▶ [Problem details] Do not copy the pictures; transcribe all other material exactly.

--- START Records shown ---

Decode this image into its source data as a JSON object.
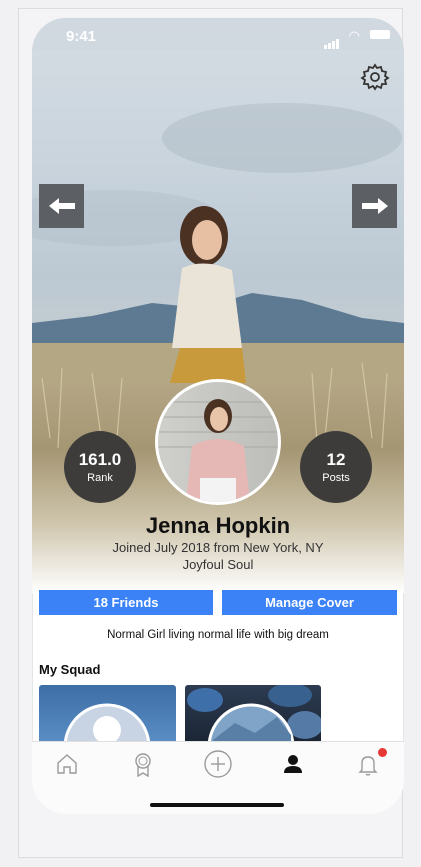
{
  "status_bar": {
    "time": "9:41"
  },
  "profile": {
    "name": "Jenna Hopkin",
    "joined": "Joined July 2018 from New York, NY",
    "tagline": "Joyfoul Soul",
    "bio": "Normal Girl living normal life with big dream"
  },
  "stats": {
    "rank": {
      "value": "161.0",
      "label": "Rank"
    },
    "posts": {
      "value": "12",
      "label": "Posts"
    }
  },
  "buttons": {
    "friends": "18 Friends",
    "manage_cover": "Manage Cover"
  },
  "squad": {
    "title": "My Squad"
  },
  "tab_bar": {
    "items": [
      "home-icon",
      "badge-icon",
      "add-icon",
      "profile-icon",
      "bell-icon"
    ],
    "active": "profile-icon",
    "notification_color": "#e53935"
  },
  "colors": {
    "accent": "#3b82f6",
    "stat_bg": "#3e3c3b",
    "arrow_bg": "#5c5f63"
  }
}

--- END Records shown ---

▶ [Solution]
Decode this image into its source data as a JSON object.
{
  "status_bar": {
    "time": "9:41"
  },
  "profile": {
    "name": "Jenna Hopkin",
    "joined": "Joined July 2018 from New York, NY",
    "tagline": "Joyfoul Soul",
    "bio": "Normal Girl living normal life with big dream"
  },
  "stats": {
    "rank": {
      "value": "161.0",
      "label": "Rank"
    },
    "posts": {
      "value": "12",
      "label": "Posts"
    }
  },
  "buttons": {
    "friends": "18 Friends",
    "manage_cover": "Manage Cover"
  },
  "squad": {
    "title": "My Squad"
  },
  "tab_bar": {
    "items": [
      "home-icon",
      "badge-icon",
      "add-icon",
      "profile-icon",
      "bell-icon"
    ],
    "active": "profile-icon",
    "notification_color": "#e53935"
  },
  "colors": {
    "accent": "#3b82f6",
    "stat_bg": "#3e3c3b",
    "arrow_bg": "#5c5f63"
  }
}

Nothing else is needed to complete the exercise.